*EXERCISE REQUIREMENTS*.
Would you return all of this data exactly, leaving nothing out?

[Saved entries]

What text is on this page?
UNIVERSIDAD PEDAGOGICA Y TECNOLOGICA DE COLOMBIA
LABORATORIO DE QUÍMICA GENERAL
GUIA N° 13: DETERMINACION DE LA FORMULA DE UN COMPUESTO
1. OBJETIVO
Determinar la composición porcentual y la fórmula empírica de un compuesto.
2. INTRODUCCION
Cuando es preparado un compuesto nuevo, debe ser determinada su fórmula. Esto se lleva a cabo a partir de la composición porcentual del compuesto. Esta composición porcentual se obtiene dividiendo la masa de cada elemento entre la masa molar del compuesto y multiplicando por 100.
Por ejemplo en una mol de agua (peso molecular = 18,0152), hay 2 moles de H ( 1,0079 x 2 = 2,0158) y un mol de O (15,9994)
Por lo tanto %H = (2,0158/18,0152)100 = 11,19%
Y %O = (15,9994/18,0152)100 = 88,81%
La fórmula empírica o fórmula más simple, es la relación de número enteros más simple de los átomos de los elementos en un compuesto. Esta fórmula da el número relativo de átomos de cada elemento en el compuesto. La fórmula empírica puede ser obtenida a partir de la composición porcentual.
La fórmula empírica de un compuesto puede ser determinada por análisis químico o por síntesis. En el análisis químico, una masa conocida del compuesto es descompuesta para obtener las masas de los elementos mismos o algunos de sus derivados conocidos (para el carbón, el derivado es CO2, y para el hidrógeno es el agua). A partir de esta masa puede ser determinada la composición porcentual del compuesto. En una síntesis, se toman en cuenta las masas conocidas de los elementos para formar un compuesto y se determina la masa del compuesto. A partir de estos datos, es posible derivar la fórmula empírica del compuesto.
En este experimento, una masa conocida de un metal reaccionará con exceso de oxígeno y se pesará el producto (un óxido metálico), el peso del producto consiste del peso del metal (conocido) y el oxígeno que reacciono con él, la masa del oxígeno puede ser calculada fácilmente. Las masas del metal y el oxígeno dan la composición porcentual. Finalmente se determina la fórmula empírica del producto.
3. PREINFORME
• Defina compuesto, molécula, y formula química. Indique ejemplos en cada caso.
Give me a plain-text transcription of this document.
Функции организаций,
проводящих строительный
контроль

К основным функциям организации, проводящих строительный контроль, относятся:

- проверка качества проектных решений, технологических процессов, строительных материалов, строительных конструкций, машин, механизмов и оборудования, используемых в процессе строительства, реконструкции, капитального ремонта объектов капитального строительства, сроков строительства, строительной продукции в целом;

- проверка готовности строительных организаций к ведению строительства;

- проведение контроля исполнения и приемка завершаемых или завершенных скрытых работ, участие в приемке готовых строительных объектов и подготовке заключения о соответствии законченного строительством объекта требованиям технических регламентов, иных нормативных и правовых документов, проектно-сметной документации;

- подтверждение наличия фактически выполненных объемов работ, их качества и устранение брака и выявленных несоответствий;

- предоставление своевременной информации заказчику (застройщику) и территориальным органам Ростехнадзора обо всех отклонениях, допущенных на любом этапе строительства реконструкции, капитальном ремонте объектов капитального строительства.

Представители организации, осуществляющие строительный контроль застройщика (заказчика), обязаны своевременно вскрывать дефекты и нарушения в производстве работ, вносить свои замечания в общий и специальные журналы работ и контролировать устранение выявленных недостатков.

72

*RESULT OF THIS TASK*.
What text is on this page?
UNIVERSIDAD PEDAGOGICA Y TECNOLOGICA DE COLOMBIA
LABORATORIO DE QUÍMICA GENERAL
GUIA N° 13: DETERMINACION DE LA FORMULA DE UN COMPUESTO
1. OBJETIVO
Determinar la composición porcentual y la fórmula empírica de un compuesto.
2. INTRODUCCION
Cuando es preparado un compuesto nuevo, debe ser determinada su fórmula. Esto se lleva a cabo a partir de la composición porcentual del compuesto. Esta composición porcentual se obtiene dividiendo la masa de cada elemento entre la masa molar del compuesto y multiplicando por 100.
Por ejemplo en una mol de agua (peso molecular = 18,0152), hay 2 moles de H ( 1,0079 x 2 = 2,0158) y un mol de O (15,9994)
Por lo tanto %H = (2,0158/18,0152)100 = 11,19%
Y %O = (15,9994/18,0152)100 = 88,81%
La fórmula empírica o fórmula más simple, es la relación de número enteros más simple de los átomos de los elementos en un compuesto. Esta fórmula da el número relativo de átomos de cada elemento en el compuesto. La fórmula empírica puede ser obtenida a partir de la composición porcentual.
La fórmula empírica de un compuesto puede ser determinada por análisis químico o por síntesis. En el análisis químico, una masa conocida del compuesto es descompuesta para obtener las masas de los elementos mismos o algunos de sus derivados conocidos (para el carbón, el derivado es CO2, y para el hidrógeno es el agua). A partir de esta masa puede ser determinada la composición porcentual del compuesto. En una síntesis, se toman en cuenta las masas conocidas de los elementos para formar un compuesto y se determina la masa del compuesto. A partir de estos datos, es posible derivar la fórmula empírica del compuesto.
En este experimento, una masa conocida de un metal reaccionará con exceso de oxígeno y se pesará el producto (un óxido metálico), el peso del producto consiste del peso del metal (conocido) y el oxígeno que reacciono con él, la masa del oxígeno puede ser calculada fácilmente. Las masas del metal y el oxígeno dan la composición porcentual. Finalmente se determina la fórmula empírica del producto.
3. PREINFORME
• Defina compuesto, molécula, y formula química. Indique ejemplos en cada caso.
Give me a plain-text transcription of this document.
Функции организаций,
проводящих строительный
контроль

К основным функциям организации, проводящих строительный контроль, относятся:

- проверка качества проектных решений, технологических процессов, строительных материалов, строительных конструкций, машин, механизмов и оборудования, используемых в процессе строительства, реконструкции, капитального ремонта объектов капитального строительства, сроков строительства, строительной продукции в целом;

- проверка готовности строительных организаций к ведению строительства;

- проведение контроля исполнения и приемка завершаемых или завершенных скрытых работ, участие в приемке готовых строительных объектов и подготовке заключения о соответствии законченного строительством объекта требованиям технических регламентов, иных нормативных и правовых документов, проектно-сметной документации;

- подтверждение наличия фактически выполненных объемов работ, их качества и устранение брака и выявленных несоответствий;

- предоставление своевременной информации заказчику (застройщику) и территориальным органам Ростехнадзора обо всех отклонениях, допущенных на любом этапе строительства реконструкции, капитальном ремонте объектов капитального строительства.

Представители организации, осуществляющие строительный контроль застройщика (заказчика), обязаны своевременно вскрывать дефекты и нарушения в производстве работ, вносить свои замечания в общий и специальные журналы работ и контролировать устранение выявленных недостатков.

72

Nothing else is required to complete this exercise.